# PROVIDED MATERIAL start
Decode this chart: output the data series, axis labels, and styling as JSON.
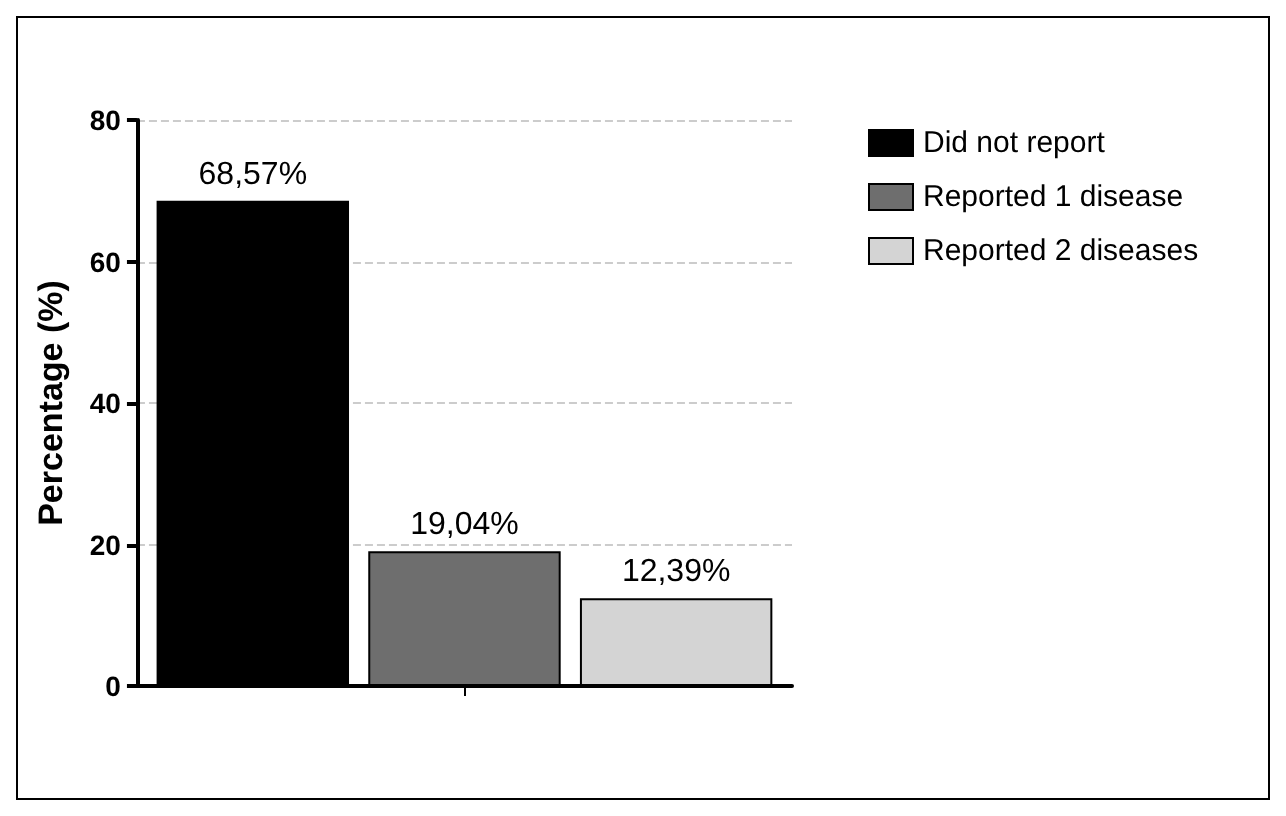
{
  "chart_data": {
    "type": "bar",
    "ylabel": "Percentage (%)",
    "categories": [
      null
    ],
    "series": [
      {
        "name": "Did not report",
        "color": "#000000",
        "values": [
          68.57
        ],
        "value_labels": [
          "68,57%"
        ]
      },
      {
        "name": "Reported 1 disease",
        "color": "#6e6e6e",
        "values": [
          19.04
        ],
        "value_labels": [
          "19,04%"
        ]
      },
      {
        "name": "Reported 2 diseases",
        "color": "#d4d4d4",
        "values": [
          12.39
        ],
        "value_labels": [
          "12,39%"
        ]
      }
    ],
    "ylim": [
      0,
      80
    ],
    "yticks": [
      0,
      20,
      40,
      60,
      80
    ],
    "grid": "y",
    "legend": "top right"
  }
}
# PROVIDED MATERIAL end
# PROVIDED MATERIAL start
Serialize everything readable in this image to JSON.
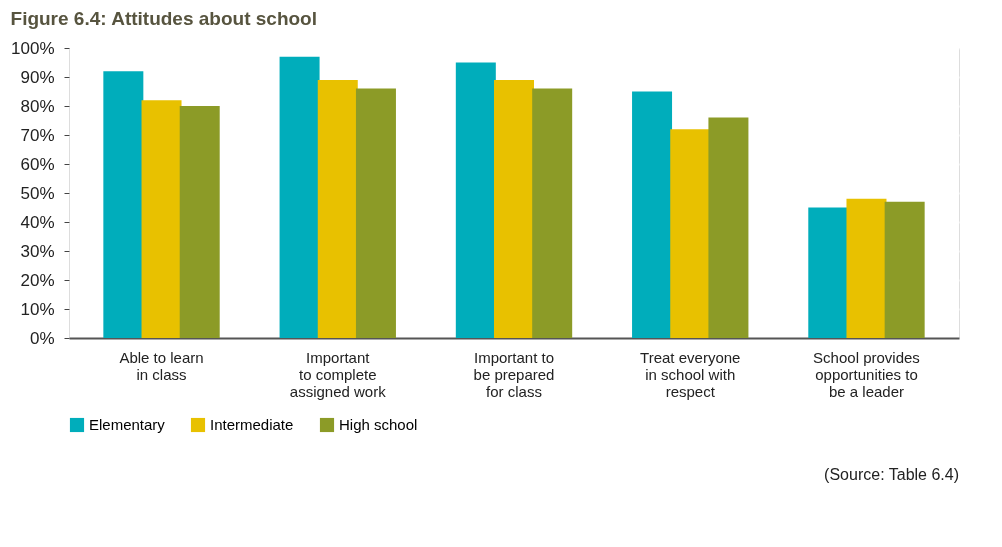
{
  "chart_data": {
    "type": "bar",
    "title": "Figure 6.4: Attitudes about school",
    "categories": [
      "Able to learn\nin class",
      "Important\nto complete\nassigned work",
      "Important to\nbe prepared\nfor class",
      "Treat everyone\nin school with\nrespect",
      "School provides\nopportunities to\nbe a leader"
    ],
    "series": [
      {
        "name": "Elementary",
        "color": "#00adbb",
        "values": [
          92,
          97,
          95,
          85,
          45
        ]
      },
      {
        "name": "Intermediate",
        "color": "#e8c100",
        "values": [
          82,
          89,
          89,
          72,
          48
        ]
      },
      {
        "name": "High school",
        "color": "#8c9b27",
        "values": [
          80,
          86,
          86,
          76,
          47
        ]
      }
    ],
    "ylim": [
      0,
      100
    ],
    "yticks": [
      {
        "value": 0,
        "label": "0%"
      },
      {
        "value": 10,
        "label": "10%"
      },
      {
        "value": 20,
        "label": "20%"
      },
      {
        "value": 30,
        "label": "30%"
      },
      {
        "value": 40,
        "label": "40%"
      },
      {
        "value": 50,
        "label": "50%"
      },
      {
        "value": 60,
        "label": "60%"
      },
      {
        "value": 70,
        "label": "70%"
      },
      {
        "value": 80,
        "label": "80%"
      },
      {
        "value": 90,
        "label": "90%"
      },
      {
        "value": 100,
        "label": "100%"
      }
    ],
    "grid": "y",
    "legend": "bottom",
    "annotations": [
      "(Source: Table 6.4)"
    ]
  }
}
# PROVIDED MATERIAL end
# PROVIDED MATERIAL start
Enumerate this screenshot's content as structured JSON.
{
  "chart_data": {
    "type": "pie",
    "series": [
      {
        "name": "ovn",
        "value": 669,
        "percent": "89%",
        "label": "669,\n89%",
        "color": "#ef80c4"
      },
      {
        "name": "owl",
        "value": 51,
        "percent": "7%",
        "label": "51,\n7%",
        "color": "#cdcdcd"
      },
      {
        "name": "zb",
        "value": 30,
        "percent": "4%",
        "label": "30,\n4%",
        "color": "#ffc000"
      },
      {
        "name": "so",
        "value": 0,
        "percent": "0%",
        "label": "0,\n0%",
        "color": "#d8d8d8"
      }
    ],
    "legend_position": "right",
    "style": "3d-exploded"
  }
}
# PROVIDED MATERIAL end
**EXERCISE:** Provide the number of lines in the data above that contain the string "Important", and nothing else.

**THE ANSWER:** 2